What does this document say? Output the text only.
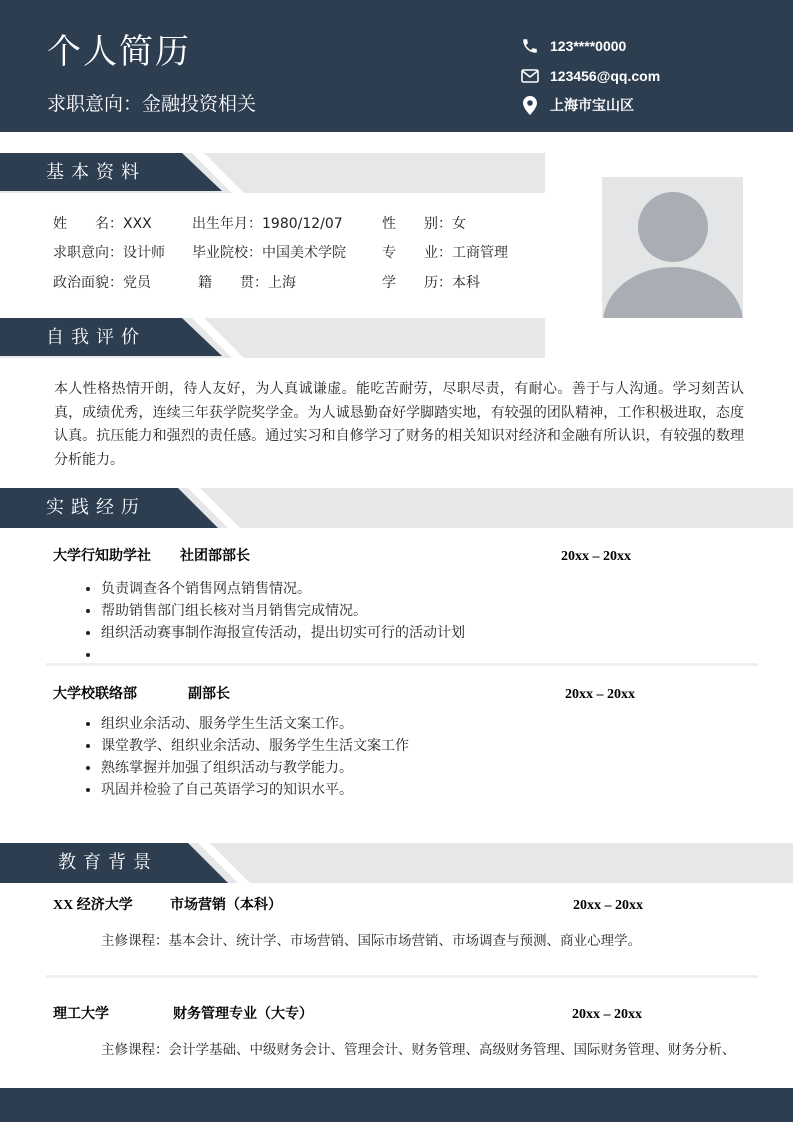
个人简历
求职意向：金融投资相关
123****0000
123456@qq.com
上海市宝山区
基本资料
姓　　名：XXX	出生年月：1980/12/07	性　　别：女
求职意向：设计师 毕业院校：中国美术学院	专　　业：工商管理
政治面貌：党员	籍　　贯：上海	学　　历：本科
自我评价
本人性格热情开朗，待人友好，为人真诚谦虚。能吃苦耐劳，尽职尽责，有耐心。善于与人沟通。学习刻苦认真，成绩优秀，连续三年获学院奖学金。为人诚恳勤奋好学脚踏实地，有较强的团队精神，工作积极进取，态度认真。抗压能力和强烈的责任感。通过实习和自修学习了财务的相关知识对经济和金融有所认识，有较强的数理分析能力。
实践经历
大学行知助学社 社团部部长	20xx – 20xx
• 负责调查各个销售网点销售情况。
• 帮助销售部门组长核对当月销售完成情况。
• 组织活动赛事制作海报宣传活动，提出切实可行的活动计划
•
大学校联络部	副部长	20xx – 20xx
• 组织业余活动、服务学生生活文案工作。
• 课堂教学、组织业余活动、服务学生生活文案工作
• 熟练掌握并加强了组织活动与教学能力。
• 巩固并检验了自己英语学习的知识水平。
教育背景
XX 经济大学	市场营销（本科）	20xx – 20xx
主修课程：基本会计、统计学、市场营销、国际市场营销、市场调查与预测、商业心理学。
理工大学	财务管理专业（大专）	20xx – 20xx
主修课程：会计学基础、中级财务会计、管理会计、财务管理、高级财务管理、国际财务管理、财务分析、
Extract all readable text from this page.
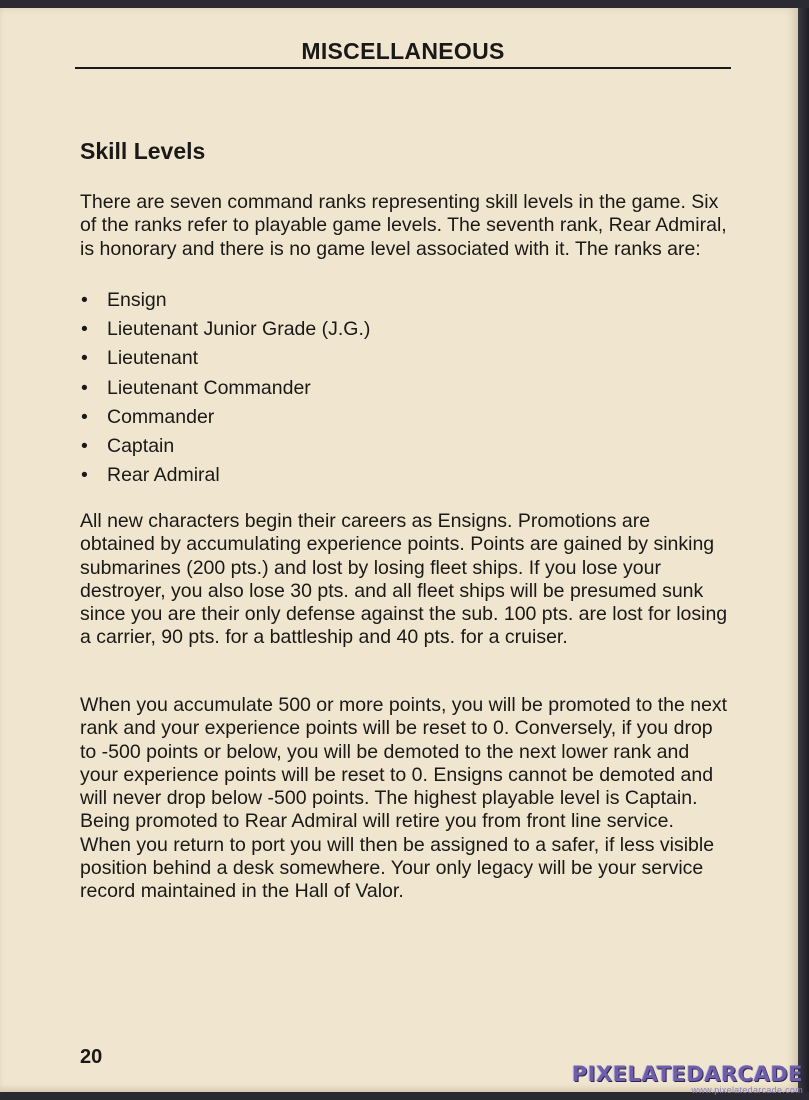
MISCELLANEOUS
Skill Levels
There are seven command ranks representing skill levels in the game. Six of the ranks refer to playable game levels. The seventh rank, Rear Admiral, is honorary and there is no game level associated with it. The ranks are:
• Ensign
• Lieutenant Junior Grade (J.G.)
• Lieutenant
• Lieutenant Commander
• Commander
• Captain
• Rear Admiral
All new characters begin their careers as Ensigns. Promotions are obtained by accumulating experience points. Points are gained by sinking submarines (200 pts.) and lost by losing fleet ships. If you lose your destroyer, you also lose 30 pts. and all fleet ships will be presumed sunk since you are their only defense against the sub. 100 pts. are lost for losing a carrier, 90 pts. for a battleship and 40 pts. for a cruiser.
When you accumulate 500 or more points, you will be promoted to the next rank and your experience points will be reset to 0. Conversely, if you drop to -500 points or below, you will be demoted to the next lower rank and your experience points will be reset to 0. Ensigns cannot be demoted and will never drop below -500 points. The highest playable level is Captain. Being promoted to Rear Admiral will retire you from front line service. When you return to port you will then be assigned to a safer, if less visible position behind a desk somewhere. Your only legacy will be your service record maintained in the Hall of Valor.
20
PIXELATEDARCADE
www.pixelatedarcade.com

Direction:
Return every line from the records above that holds the word "市场营销".

Solution to the exercise:
XX 经济大学	市场营销（本科）	20xx – 20xx
主修课程：基本会计、统计学、市场营销、国际市场营销、市场调查与预测、商业心理学。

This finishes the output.